The exercise → Extract each line bearing the word "supercritico".

Data to process →
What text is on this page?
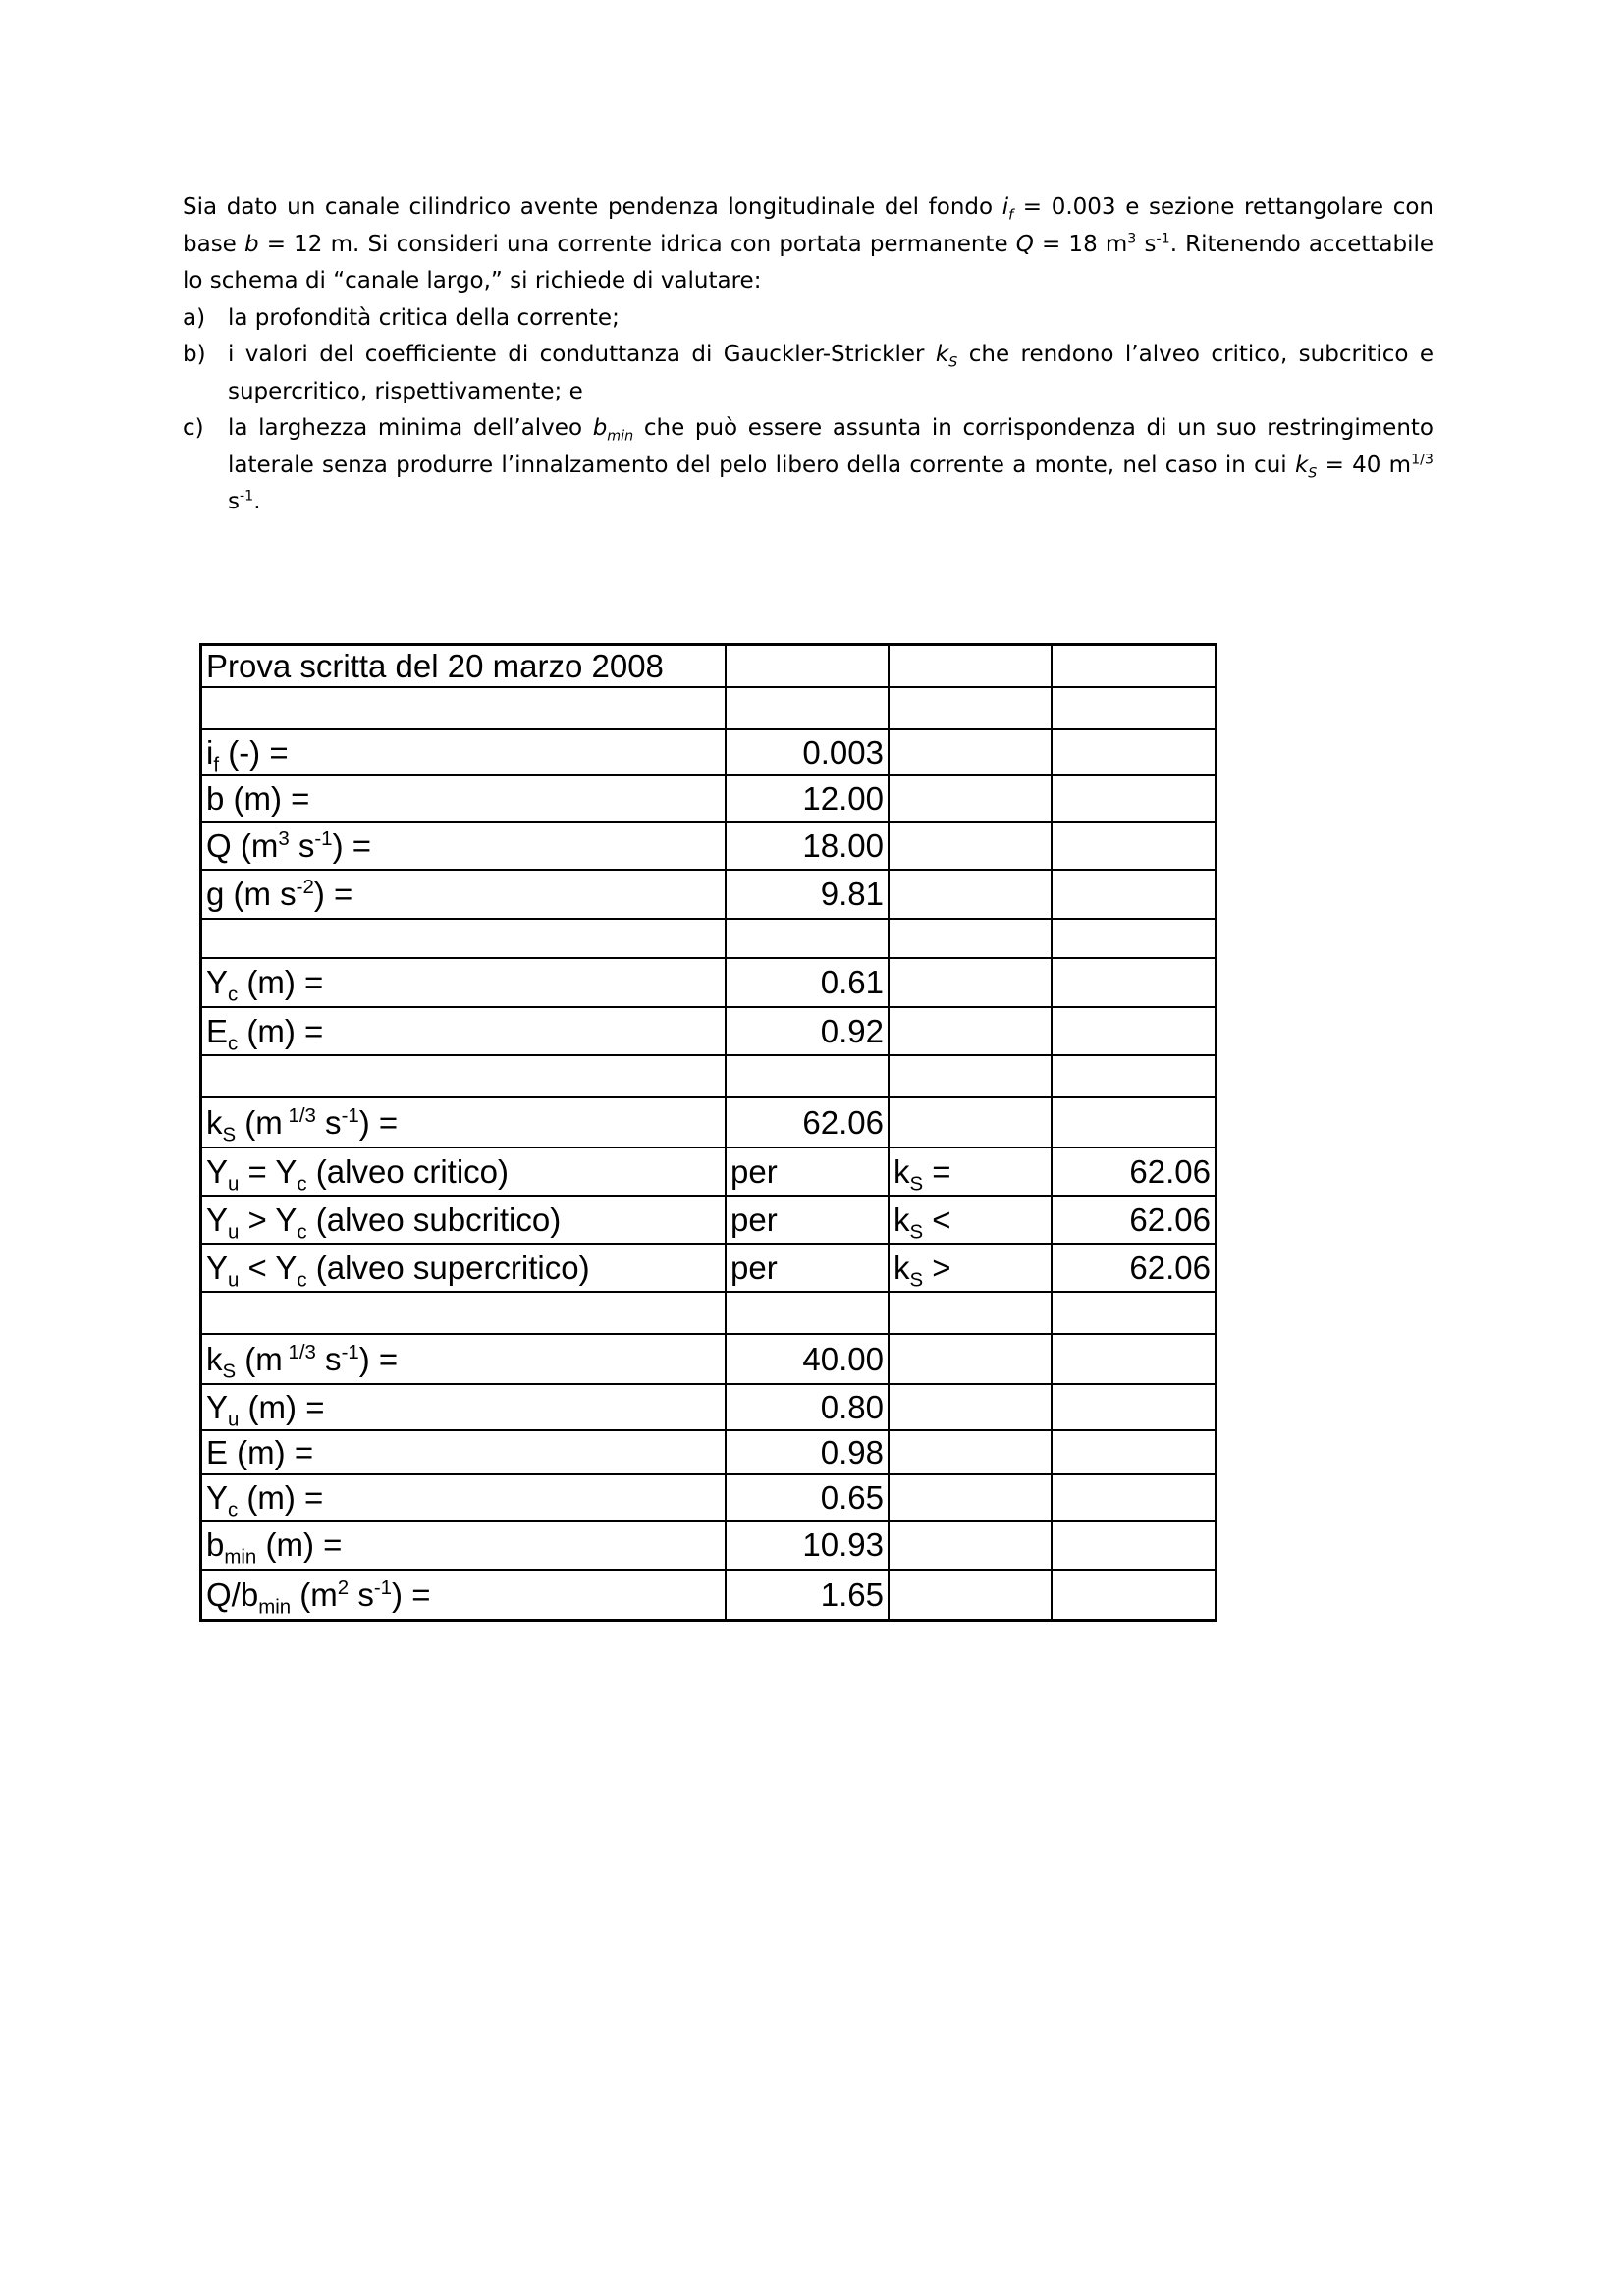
Sia dato un canale cilindrico avente pendenza longitudinale del fondo $i_f = 0.003$ e sezione rettangolare con base b = 12 m. Si consideri una corrente idrica con portata permanente Q = 18 $m^3$ $s^{-1}$. Ritenendo accettabile lo schema di “canale largo,” si richiede di valutare:

a) la profondità critica della corrente;
b) i valori del coefficiente di conduttanza di Gauckler-Strickler $k_S$ che rendono l’alveo critico, subcritico e supercritico, rispettivamente; e
c)	la larghezza minima dell’alveo $b_{min}$ che può essere assunta in corrispondenza di un suo restringimento laterale senza produrre l’innalzamento del pelo libero della corrente a monte, nel caso in cui $k_S = 40$ $m^{1/3}$ $s^{-1}$.
Prova scritta del 20 marzo 2008			

$i_f$ (-) =	0.003		
b (m) =	12.00		
Q ($m^3$ $s^{-1}$) =	18.00		
g (m $s^{-2}$) =	9.81		

$Y_c$ (m) =	0.61		
$E_c$ (m) =	0.92		

$k_S$ (m $^{1/3}$ $s^{-1}$) =	62.06		
$Y_u = Y_c$ (alveo critico)	per	$k_S$ =	62.06
$Y_u > Y_c$ (alveo subcritico)	per	$k_S$ <	62.06
$Y_u < Y_c$ (alveo supercritico)	per	$k_S$ >	62.06

$k_S$ (m $^{1/3}$ $s^{-1}$) =	40.00		
$Y_u$ (m) =	0.80		
E (m) =	0.98		
$Y_c$ (m) =	0.65		
$b_{min}$ (m) =	10.93		
$Q/b_{min}$ ($m^2$ $s^{-1}$) =	1.65		
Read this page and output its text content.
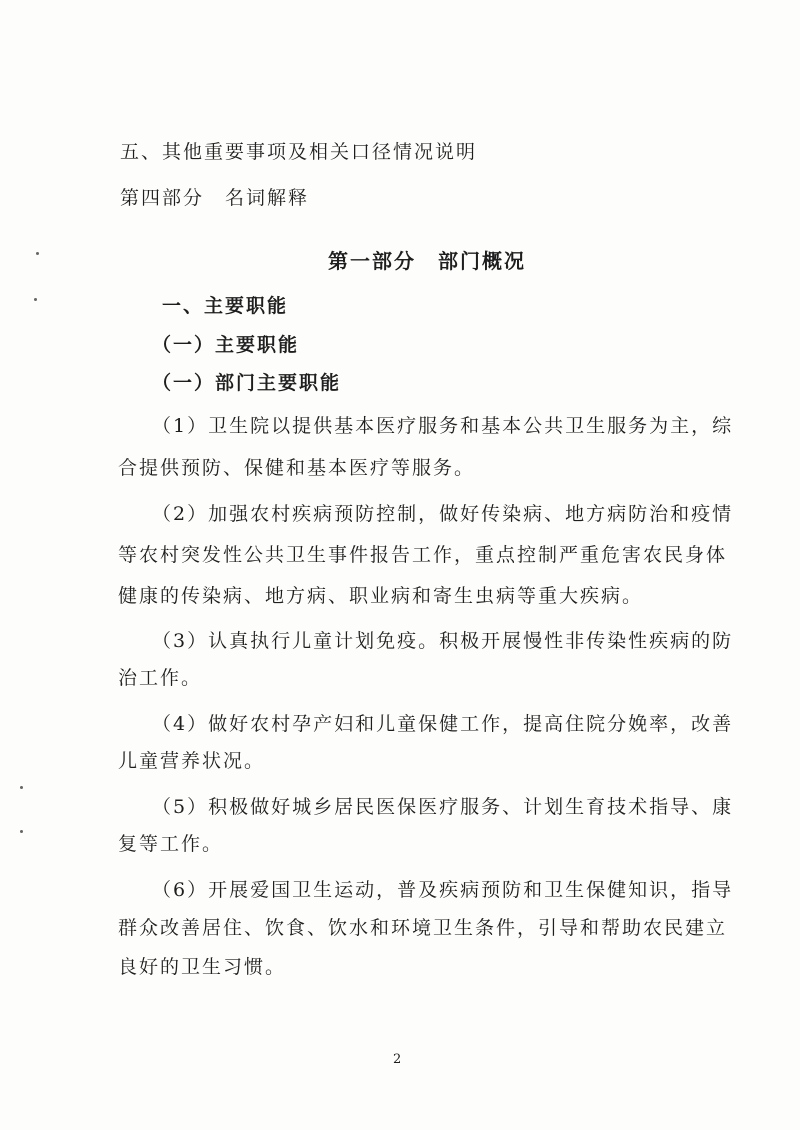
五、其他重要事项及相关口径情况说明

第四部分　名词解释

第一部分　部门概况

一、主要职能

（一）主要职能

（一）部门主要职能

（1）卫生院以提供基本医疗服务和基本公共卫生服务为主，综

合提供预防、保健和基本医疗等服务。

（2）加强农村疾病预防控制，做好传染病、地方病防治和疫情

等农村突发性公共卫生事件报告工作，重点控制严重危害农民身体

健康的传染病、地方病、职业病和寄生虫病等重大疾病。

（3）认真执行儿童计划免疫。积极开展慢性非传染性疾病的防

治工作。

（4）做好农村孕产妇和儿童保健工作，提高住院分娩率，改善

儿童营养状况。

（5）积极做好城乡居民医保医疗服务、计划生育技术指导、康

复等工作。

（6）开展爱国卫生运动，普及疾病预防和卫生保健知识，指导

群众改善居住、饮食、饮水和环境卫生条件，引导和帮助农民建立

良好的卫生习惯。

2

Complete response →
b) i valori del coefficiente di conduttanza di Gauckler-Strickler $k_S$ che rendono l’alveo critico, subcritico e supercritico, rispettivamente; e
$Y_u < Y_c$ (alveo supercritico)	per	$k_S$ >	62.06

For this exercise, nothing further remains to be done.